Material to process:
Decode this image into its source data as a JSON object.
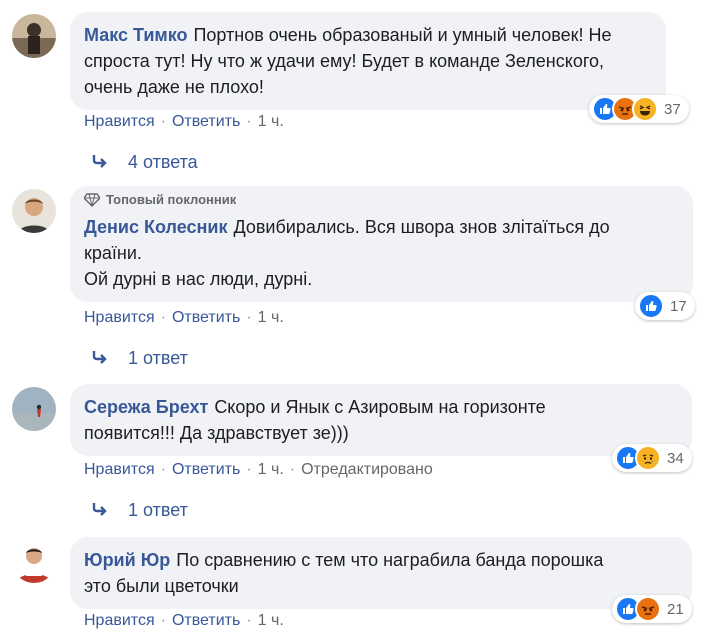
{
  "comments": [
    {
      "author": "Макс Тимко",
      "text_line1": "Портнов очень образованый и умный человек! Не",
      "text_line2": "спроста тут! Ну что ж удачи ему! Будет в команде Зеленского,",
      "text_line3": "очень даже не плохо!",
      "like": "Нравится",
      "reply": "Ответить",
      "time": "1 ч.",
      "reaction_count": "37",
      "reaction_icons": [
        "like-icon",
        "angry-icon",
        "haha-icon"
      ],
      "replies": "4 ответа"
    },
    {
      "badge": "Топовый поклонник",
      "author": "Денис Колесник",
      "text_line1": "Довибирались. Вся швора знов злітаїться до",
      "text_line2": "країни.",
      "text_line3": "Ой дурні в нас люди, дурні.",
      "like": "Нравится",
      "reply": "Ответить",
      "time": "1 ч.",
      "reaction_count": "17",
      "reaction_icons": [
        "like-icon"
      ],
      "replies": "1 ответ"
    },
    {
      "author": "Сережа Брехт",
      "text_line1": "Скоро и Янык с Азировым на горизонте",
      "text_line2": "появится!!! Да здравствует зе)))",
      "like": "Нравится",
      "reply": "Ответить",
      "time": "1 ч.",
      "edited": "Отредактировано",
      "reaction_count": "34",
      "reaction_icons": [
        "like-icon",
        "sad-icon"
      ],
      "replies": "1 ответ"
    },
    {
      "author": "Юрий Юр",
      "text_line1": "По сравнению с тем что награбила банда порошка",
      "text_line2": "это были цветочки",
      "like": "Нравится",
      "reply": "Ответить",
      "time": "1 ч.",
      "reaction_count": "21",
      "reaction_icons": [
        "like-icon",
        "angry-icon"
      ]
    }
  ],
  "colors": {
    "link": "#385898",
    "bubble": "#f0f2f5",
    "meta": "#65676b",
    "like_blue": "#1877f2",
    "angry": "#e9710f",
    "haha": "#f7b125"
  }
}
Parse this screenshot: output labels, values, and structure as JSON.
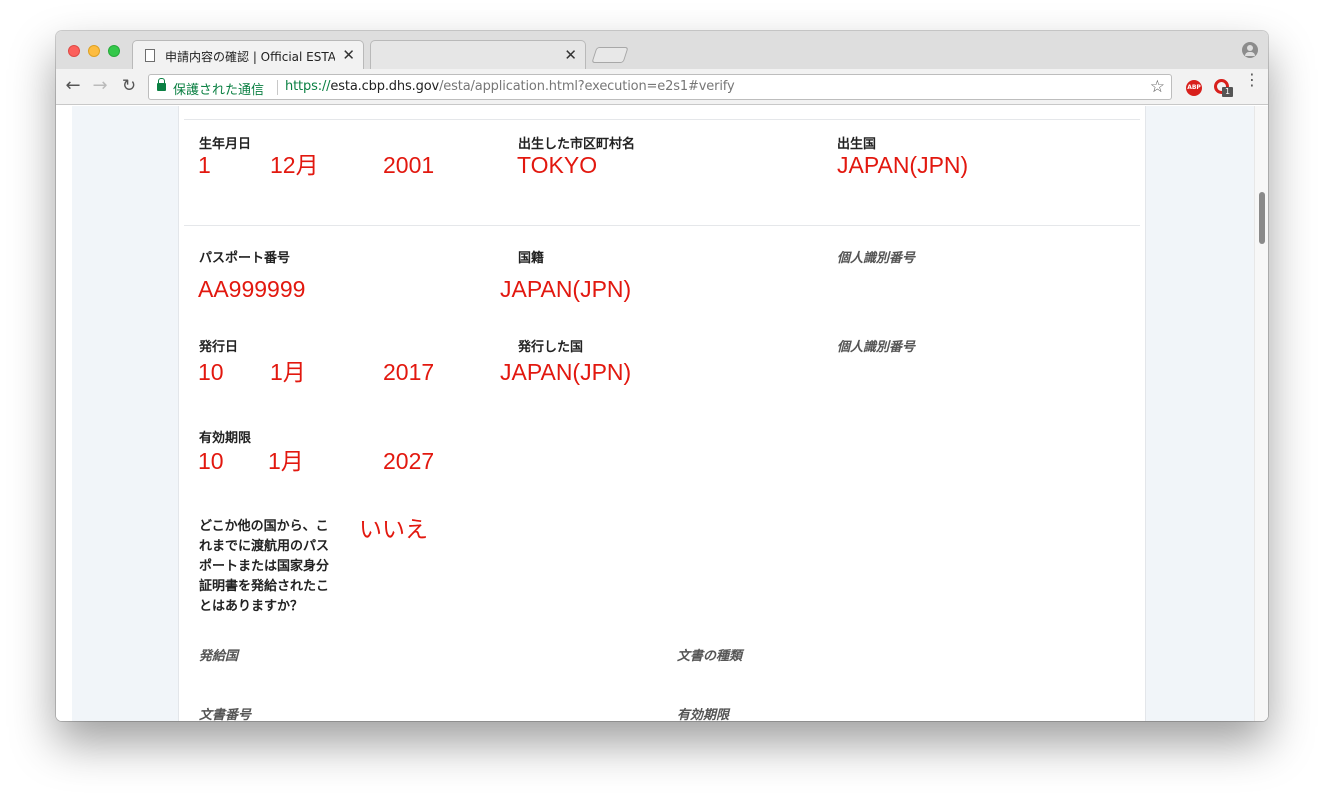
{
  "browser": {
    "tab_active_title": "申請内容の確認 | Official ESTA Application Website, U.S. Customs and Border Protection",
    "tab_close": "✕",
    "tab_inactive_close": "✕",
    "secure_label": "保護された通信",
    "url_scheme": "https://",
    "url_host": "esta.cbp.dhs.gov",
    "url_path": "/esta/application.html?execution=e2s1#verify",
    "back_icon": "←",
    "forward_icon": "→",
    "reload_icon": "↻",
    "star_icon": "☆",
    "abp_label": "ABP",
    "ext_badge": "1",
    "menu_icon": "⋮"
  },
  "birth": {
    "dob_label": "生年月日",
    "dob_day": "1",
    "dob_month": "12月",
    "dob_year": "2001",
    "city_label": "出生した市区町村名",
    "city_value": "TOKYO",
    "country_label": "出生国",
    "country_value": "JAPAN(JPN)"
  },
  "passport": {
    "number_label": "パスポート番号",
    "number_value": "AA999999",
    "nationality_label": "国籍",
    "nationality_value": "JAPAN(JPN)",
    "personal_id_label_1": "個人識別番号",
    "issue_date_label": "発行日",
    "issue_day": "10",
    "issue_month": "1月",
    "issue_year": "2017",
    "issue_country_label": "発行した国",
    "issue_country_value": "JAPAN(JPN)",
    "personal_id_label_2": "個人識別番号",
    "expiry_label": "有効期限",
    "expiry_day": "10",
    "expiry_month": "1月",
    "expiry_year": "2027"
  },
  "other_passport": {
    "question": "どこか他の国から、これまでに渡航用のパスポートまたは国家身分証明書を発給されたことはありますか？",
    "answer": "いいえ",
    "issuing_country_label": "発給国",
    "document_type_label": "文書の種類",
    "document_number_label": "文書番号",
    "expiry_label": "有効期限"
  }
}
---
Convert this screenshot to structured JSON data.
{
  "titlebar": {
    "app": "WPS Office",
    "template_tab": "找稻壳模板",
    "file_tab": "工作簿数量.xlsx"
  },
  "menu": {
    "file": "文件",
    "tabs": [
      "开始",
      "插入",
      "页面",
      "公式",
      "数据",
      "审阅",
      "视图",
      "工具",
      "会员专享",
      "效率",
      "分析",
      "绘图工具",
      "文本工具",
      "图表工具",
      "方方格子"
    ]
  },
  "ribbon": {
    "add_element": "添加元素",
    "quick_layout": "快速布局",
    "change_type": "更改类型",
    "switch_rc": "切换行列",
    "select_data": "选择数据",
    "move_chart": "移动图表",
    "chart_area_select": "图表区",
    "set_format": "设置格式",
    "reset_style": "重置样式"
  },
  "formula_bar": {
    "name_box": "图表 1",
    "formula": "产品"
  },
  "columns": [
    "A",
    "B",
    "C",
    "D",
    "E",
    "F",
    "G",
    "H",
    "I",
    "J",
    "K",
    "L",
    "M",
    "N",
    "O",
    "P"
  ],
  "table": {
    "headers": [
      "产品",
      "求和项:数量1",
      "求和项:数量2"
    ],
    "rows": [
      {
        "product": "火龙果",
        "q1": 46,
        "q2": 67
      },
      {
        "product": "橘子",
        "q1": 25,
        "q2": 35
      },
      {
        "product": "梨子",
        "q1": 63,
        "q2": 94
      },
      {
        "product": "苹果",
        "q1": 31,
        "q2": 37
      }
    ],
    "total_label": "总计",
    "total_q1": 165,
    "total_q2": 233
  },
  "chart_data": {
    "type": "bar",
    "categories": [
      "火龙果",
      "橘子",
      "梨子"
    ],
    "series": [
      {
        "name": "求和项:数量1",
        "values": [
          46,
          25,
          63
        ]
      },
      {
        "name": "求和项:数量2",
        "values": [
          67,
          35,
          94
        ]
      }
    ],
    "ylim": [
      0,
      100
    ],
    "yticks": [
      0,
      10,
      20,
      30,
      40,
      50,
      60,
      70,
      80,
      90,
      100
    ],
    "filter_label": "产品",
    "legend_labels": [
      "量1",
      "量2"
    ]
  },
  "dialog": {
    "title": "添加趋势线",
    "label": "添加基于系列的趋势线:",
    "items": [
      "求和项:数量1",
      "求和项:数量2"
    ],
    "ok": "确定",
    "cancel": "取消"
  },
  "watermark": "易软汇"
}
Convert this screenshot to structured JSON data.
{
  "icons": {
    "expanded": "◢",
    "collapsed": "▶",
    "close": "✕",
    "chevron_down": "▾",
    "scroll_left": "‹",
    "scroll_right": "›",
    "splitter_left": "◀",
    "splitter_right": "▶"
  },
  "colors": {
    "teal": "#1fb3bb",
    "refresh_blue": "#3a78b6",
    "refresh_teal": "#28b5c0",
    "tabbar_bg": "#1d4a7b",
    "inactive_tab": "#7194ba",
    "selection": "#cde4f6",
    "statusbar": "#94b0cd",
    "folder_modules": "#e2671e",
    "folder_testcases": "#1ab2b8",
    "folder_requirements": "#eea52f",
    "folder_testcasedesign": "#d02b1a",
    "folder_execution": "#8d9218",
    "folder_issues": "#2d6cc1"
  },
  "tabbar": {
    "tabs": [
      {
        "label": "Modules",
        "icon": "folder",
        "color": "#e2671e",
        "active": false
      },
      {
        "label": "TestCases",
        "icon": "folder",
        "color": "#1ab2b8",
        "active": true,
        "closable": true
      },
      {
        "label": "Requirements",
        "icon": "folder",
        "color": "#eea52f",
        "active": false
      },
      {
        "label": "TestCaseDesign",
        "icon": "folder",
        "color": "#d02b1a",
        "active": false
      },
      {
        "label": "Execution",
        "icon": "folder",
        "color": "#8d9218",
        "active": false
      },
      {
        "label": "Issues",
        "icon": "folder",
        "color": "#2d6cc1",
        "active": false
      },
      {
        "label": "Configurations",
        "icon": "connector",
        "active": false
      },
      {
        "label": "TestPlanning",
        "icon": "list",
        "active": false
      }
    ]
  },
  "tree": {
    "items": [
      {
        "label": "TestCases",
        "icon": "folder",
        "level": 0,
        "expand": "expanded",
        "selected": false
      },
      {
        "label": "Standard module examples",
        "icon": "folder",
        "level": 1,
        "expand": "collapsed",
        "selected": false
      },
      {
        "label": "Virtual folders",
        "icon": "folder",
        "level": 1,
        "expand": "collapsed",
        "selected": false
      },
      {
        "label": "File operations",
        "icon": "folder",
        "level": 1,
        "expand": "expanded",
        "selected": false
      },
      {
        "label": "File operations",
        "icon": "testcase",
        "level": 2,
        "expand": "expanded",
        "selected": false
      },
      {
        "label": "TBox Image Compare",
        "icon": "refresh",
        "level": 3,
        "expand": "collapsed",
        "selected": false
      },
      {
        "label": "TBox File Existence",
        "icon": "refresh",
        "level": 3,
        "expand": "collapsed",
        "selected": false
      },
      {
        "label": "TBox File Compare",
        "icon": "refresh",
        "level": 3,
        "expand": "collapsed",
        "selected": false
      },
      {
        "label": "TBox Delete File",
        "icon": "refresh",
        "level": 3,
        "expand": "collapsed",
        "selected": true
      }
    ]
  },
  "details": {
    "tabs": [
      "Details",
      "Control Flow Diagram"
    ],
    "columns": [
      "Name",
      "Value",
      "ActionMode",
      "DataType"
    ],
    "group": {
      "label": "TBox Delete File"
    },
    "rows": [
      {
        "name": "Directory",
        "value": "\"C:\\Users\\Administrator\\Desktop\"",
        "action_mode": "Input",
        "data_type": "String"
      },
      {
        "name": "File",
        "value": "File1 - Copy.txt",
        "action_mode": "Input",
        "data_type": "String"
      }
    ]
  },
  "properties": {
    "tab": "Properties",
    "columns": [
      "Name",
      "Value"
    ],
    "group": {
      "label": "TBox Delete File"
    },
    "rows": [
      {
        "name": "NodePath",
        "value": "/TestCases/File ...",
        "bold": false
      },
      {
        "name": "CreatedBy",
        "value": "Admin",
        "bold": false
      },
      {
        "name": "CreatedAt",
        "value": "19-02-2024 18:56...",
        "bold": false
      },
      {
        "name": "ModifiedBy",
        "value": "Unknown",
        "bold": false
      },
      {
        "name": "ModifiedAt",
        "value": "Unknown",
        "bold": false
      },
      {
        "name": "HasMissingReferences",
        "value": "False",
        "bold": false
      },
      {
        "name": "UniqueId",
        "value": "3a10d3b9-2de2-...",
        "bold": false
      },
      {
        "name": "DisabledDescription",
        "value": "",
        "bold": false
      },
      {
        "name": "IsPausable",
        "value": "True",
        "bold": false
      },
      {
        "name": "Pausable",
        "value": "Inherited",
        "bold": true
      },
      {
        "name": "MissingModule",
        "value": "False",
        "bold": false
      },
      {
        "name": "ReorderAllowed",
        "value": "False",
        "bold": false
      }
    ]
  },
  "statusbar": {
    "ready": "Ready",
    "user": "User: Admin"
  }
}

Problem description: Go through the entries above and copy every line containing "this".

Response:
Decode this image into its source data as a JSON object.
Parse this screenshot: output labels, values, and structure as JSON.
Convert this screenshot to structured JSON data.
Convert this screenshot to structured JSON data.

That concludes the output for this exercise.